====== RECORDS FOR THE EXERCISE

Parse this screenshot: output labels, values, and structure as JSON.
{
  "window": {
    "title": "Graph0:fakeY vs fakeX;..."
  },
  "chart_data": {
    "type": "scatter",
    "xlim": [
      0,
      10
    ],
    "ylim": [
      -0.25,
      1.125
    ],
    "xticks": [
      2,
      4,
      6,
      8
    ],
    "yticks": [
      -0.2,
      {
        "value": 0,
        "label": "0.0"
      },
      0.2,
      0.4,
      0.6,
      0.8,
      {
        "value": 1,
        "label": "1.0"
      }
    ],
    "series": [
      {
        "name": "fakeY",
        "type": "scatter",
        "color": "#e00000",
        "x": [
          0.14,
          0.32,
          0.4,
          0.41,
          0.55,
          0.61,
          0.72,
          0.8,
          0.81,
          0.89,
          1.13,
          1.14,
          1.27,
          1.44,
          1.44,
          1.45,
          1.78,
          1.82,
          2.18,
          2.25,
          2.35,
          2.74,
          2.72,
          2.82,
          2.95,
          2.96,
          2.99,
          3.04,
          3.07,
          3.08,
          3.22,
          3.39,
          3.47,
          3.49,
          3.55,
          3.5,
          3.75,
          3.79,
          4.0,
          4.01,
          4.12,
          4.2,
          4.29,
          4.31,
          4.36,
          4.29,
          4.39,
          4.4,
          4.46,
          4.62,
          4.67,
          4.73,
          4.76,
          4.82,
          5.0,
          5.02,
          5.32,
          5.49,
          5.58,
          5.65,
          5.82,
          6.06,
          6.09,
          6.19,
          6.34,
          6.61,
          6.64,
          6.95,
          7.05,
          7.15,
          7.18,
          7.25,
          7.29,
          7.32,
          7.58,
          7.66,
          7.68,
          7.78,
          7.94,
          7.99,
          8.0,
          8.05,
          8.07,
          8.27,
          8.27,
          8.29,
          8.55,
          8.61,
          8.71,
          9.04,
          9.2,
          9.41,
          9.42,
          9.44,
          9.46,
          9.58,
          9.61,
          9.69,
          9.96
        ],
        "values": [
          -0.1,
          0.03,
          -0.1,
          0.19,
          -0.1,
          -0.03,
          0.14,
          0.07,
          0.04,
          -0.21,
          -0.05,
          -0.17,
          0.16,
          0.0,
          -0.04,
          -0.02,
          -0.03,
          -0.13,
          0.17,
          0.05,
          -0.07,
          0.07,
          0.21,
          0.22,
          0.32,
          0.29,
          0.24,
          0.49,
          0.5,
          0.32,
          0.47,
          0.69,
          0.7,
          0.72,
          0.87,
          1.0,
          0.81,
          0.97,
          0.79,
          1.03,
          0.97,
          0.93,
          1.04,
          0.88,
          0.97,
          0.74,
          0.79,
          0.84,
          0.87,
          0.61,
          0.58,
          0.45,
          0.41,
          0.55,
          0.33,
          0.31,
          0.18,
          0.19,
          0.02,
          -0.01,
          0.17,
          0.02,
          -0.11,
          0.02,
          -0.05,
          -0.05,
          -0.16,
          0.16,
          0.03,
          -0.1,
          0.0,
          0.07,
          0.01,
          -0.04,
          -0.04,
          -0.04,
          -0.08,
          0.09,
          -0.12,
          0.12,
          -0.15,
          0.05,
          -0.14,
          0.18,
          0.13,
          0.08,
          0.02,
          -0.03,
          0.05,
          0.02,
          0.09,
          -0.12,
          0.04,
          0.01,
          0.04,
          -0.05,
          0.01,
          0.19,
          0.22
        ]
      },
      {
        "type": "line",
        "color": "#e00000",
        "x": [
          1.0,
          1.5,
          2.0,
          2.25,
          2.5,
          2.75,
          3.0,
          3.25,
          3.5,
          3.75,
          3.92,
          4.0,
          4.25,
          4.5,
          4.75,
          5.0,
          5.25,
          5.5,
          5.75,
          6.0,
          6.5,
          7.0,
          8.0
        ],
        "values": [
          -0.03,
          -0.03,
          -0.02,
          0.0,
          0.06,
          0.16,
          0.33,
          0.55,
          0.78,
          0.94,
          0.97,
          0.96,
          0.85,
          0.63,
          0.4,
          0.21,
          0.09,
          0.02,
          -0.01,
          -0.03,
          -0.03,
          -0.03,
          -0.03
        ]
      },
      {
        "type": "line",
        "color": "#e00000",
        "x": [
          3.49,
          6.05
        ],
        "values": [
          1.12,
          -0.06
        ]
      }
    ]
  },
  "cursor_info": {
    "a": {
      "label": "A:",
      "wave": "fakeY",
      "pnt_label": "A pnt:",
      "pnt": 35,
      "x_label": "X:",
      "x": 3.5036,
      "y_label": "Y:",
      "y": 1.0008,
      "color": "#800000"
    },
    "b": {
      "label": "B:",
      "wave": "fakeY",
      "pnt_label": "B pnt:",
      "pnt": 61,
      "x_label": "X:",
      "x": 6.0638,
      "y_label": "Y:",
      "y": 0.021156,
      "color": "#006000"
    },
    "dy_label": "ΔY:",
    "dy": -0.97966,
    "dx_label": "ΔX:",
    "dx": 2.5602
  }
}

============

WRITTEN PROBLEM:
From the listing above, collect every line that mentions the word "type".

SOLUTION FOR THIS EXERCISE:
    "type": "scatter",
        "type": "scatter",
        "type": "line",
        "type": "line",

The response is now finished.